What is asked: Pick out every line with the word "that" and copy it.

Data for processing:

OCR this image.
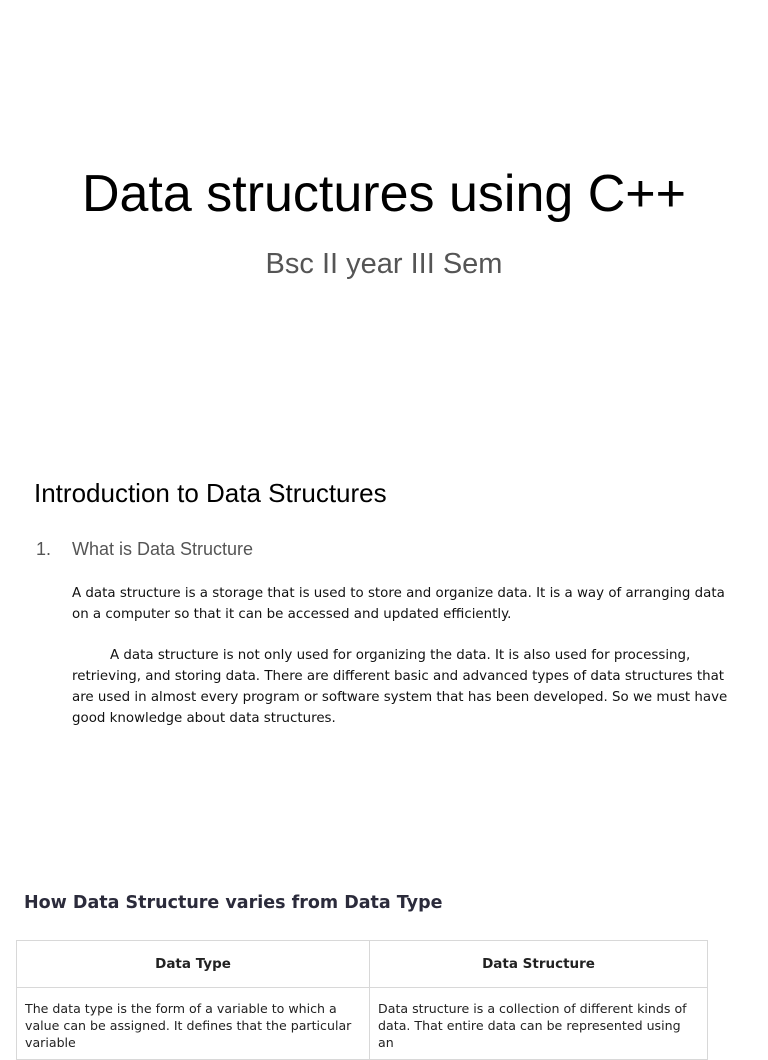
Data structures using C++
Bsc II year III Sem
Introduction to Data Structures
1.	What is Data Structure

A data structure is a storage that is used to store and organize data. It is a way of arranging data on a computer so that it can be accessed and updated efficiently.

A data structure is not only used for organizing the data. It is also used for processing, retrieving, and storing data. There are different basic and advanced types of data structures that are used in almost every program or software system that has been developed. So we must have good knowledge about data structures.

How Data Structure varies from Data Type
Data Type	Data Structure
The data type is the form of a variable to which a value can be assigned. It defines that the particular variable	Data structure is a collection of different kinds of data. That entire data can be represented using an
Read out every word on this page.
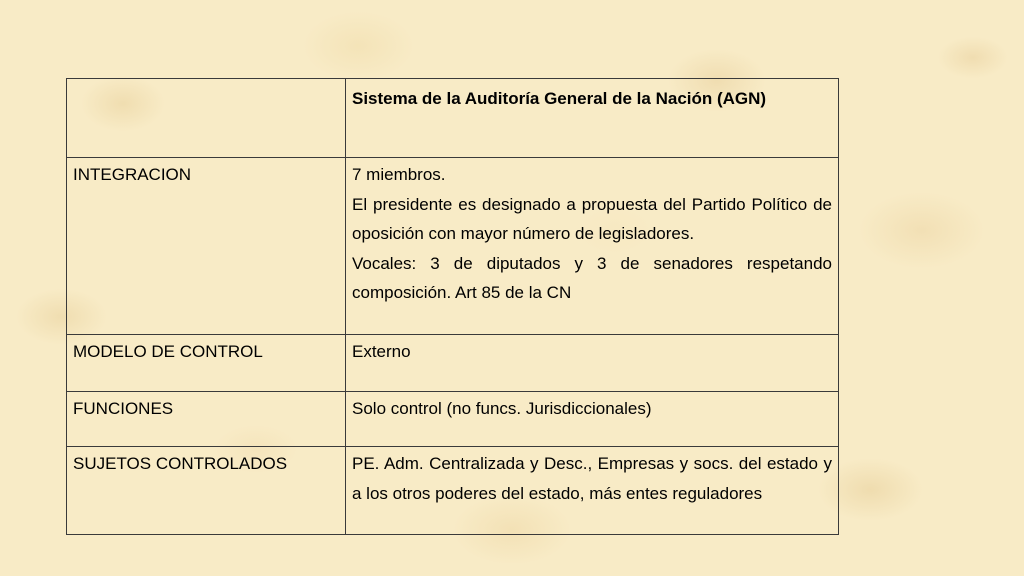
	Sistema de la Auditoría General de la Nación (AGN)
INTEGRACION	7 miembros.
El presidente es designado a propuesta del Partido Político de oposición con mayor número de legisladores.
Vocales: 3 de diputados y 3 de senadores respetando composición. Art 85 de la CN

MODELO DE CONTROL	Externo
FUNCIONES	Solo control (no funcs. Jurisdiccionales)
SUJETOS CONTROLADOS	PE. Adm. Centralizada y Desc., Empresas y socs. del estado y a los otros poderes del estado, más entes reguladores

* * *

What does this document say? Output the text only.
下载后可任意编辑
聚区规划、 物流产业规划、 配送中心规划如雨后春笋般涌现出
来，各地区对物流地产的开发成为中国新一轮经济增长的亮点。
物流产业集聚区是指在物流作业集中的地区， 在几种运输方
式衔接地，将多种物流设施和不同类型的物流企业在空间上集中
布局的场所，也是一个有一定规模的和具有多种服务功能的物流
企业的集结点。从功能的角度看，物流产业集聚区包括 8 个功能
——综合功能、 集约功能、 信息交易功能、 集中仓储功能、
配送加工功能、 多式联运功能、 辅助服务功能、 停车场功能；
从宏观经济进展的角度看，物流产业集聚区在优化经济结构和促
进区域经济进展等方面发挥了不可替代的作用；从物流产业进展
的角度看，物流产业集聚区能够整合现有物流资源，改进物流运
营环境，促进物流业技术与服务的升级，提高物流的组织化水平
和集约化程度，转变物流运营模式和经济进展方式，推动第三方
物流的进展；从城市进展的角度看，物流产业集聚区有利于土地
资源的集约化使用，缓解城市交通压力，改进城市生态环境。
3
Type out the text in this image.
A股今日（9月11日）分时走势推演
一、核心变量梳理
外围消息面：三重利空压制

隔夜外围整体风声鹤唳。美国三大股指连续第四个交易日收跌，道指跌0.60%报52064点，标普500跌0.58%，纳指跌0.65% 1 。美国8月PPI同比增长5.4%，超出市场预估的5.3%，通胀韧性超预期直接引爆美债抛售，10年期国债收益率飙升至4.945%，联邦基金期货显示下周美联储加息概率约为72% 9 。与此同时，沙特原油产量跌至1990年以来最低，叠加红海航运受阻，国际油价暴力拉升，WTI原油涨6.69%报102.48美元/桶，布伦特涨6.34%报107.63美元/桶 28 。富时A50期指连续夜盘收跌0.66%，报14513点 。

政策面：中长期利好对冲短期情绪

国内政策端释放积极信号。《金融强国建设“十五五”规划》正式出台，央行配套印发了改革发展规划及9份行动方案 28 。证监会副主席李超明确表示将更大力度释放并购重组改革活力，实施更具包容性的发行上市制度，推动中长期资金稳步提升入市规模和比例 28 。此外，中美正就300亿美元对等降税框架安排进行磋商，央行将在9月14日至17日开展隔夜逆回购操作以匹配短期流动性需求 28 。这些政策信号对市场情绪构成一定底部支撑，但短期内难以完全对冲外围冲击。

Exercise response:
A data structure is a storage that is used to store and organize data. It is a way of arranging data on a computer so that it can be accessed and updated efficiently.
A data structure is not only used for organizing the data. It is also used for processing, retrieving, and storing data. There are different basic and advanced types of data structures that are used in almost every program or software system that has been developed. So we must have good knowledge about data structures.
The data type is the form of a variable to which a value can be assigned. It defines that the particular variable	Data structure is a collection of different kinds of data. That entire data can be represented using an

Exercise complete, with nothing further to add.